Data supplied>
■ ■ ■ ■ ■ ■ ■

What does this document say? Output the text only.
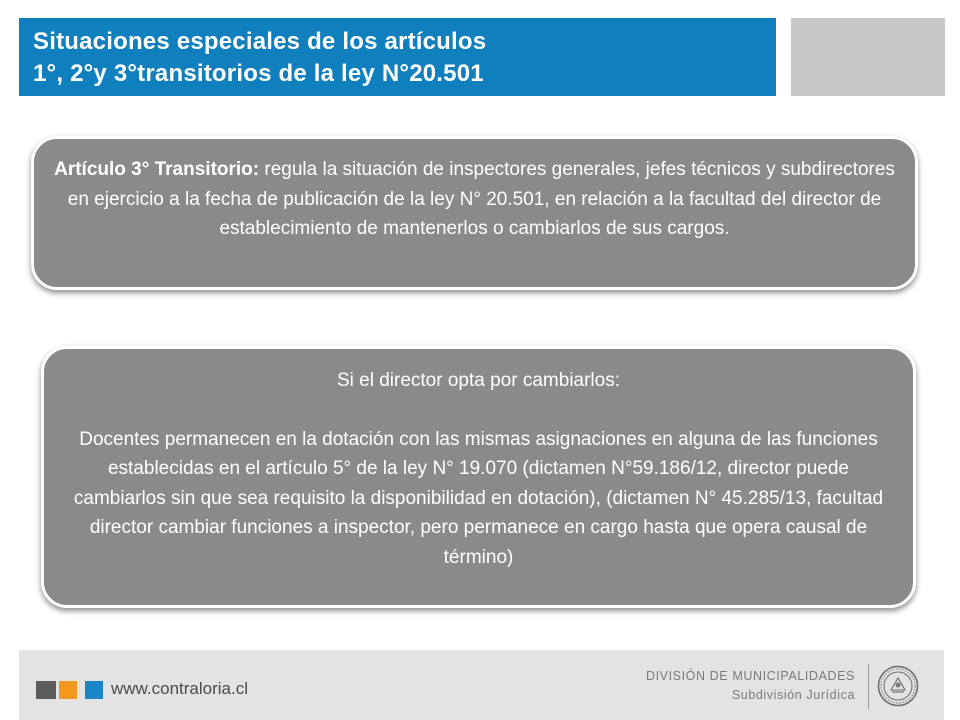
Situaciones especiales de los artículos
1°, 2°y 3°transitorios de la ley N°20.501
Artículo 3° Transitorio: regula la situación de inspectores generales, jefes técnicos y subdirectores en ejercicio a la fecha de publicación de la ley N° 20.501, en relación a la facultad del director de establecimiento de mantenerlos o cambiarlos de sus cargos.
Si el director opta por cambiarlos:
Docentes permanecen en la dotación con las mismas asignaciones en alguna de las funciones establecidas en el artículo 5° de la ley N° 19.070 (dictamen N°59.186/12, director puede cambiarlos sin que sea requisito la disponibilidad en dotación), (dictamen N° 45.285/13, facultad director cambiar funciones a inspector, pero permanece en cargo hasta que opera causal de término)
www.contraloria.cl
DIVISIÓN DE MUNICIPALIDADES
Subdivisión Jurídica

■ ■ ■ ■ ■ ■ ■

Directive>
Write out each line again precisely as it appears, skipping every picture.

Exercise answer>
What does this document say? Output the text only.
Situaciones especiales de los artículos
1°, 2°y 3°transitorios de la ley N°20.501
Artículo 3° Transitorio: regula la situación de inspectores generales, jefes técnicos y subdirectores en ejercicio a la fecha de publicación de la ley N° 20.501, en relación a la facultad del director de establecimiento de mantenerlos o cambiarlos de sus cargos.
Si el director opta por cambiarlos:
Docentes permanecen en la dotación con las mismas asignaciones en alguna de las funciones establecidas en el artículo 5° de la ley N° 19.070 (dictamen N°59.186/12, director puede cambiarlos sin que sea requisito la disponibilidad en dotación), (dictamen N° 45.285/13, facultad director cambiar funciones a inspector, pero permanece en cargo hasta que opera causal de término)
www.contraloria.cl
DIVISIÓN DE MUNICIPALIDADES
Subdivisión Jurídica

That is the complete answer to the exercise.